WHAT IS NEEDED: Write out each line exactly as given. Leave the pictures out of your copy.

Dataset records on visual material
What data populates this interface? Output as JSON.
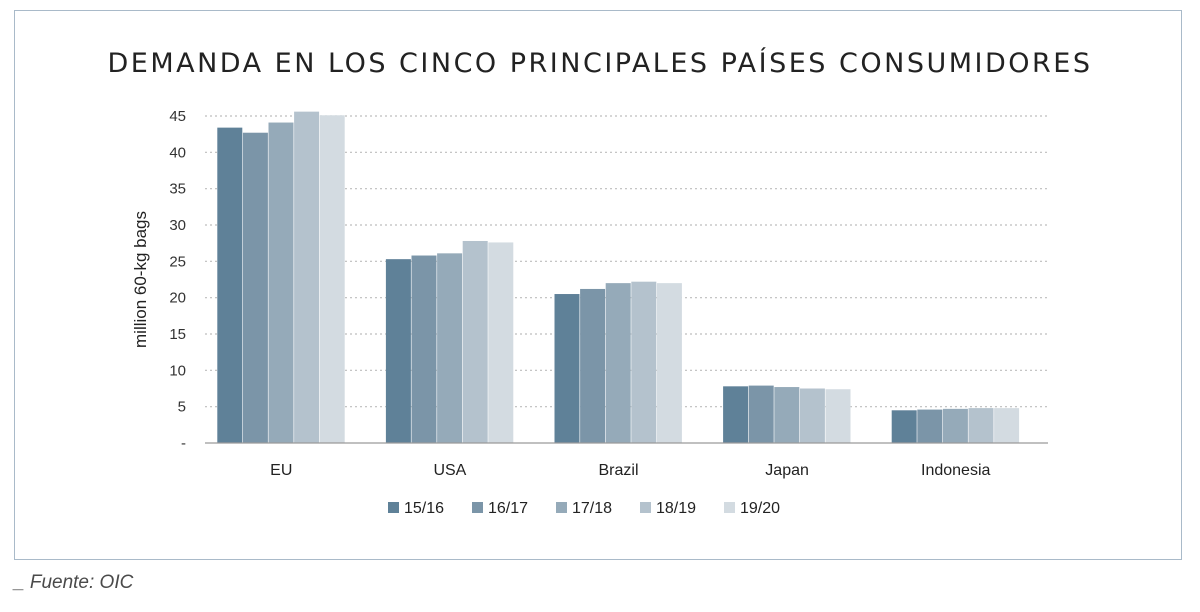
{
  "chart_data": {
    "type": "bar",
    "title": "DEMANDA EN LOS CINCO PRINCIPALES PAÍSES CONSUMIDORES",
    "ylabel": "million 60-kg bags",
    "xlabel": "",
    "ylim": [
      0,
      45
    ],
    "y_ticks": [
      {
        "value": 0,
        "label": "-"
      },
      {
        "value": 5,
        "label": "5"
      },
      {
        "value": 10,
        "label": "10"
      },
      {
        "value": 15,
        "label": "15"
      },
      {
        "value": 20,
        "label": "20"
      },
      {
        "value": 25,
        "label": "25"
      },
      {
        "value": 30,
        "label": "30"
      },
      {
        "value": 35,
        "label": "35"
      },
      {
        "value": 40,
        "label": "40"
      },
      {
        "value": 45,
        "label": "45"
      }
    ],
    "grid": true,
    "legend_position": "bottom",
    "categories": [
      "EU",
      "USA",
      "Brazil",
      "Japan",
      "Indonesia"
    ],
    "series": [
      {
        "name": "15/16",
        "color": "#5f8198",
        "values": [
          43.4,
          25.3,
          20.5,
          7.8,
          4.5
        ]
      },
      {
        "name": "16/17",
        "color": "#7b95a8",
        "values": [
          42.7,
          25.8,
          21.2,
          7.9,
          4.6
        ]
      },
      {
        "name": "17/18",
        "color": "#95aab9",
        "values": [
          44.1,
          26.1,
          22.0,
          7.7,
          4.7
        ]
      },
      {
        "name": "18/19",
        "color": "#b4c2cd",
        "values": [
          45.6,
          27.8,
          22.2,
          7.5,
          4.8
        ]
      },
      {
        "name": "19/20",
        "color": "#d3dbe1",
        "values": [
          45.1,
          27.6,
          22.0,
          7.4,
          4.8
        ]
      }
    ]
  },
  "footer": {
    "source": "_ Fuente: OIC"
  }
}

EXERCISE OUTPUT:
What data populates this interface? Output as JSON.
{
  "chart_data": {
    "type": "bar",
    "title": "DEMANDA EN LOS CINCO PRINCIPALES PAÍSES CONSUMIDORES",
    "ylabel": "million 60-kg bags",
    "xlabel": "",
    "ylim": [
      0,
      45
    ],
    "y_ticks": [
      {
        "value": 0,
        "label": "-"
      },
      {
        "value": 5,
        "label": "5"
      },
      {
        "value": 10,
        "label": "10"
      },
      {
        "value": 15,
        "label": "15"
      },
      {
        "value": 20,
        "label": "20"
      },
      {
        "value": 25,
        "label": "25"
      },
      {
        "value": 30,
        "label": "30"
      },
      {
        "value": 35,
        "label": "35"
      },
      {
        "value": 40,
        "label": "40"
      },
      {
        "value": 45,
        "label": "45"
      }
    ],
    "grid": true,
    "legend_position": "bottom",
    "categories": [
      "EU",
      "USA",
      "Brazil",
      "Japan",
      "Indonesia"
    ],
    "series": [
      {
        "name": "15/16",
        "color": "#5f8198",
        "values": [
          43.4,
          25.3,
          20.5,
          7.8,
          4.5
        ]
      },
      {
        "name": "16/17",
        "color": "#7b95a8",
        "values": [
          42.7,
          25.8,
          21.2,
          7.9,
          4.6
        ]
      },
      {
        "name": "17/18",
        "color": "#95aab9",
        "values": [
          44.1,
          26.1,
          22.0,
          7.7,
          4.7
        ]
      },
      {
        "name": "18/19",
        "color": "#b4c2cd",
        "values": [
          45.6,
          27.8,
          22.2,
          7.5,
          4.8
        ]
      },
      {
        "name": "19/20",
        "color": "#d3dbe1",
        "values": [
          45.1,
          27.6,
          22.0,
          7.4,
          4.8
        ]
      }
    ]
  },
  "footer": {
    "source": "_ Fuente: OIC"
  }
}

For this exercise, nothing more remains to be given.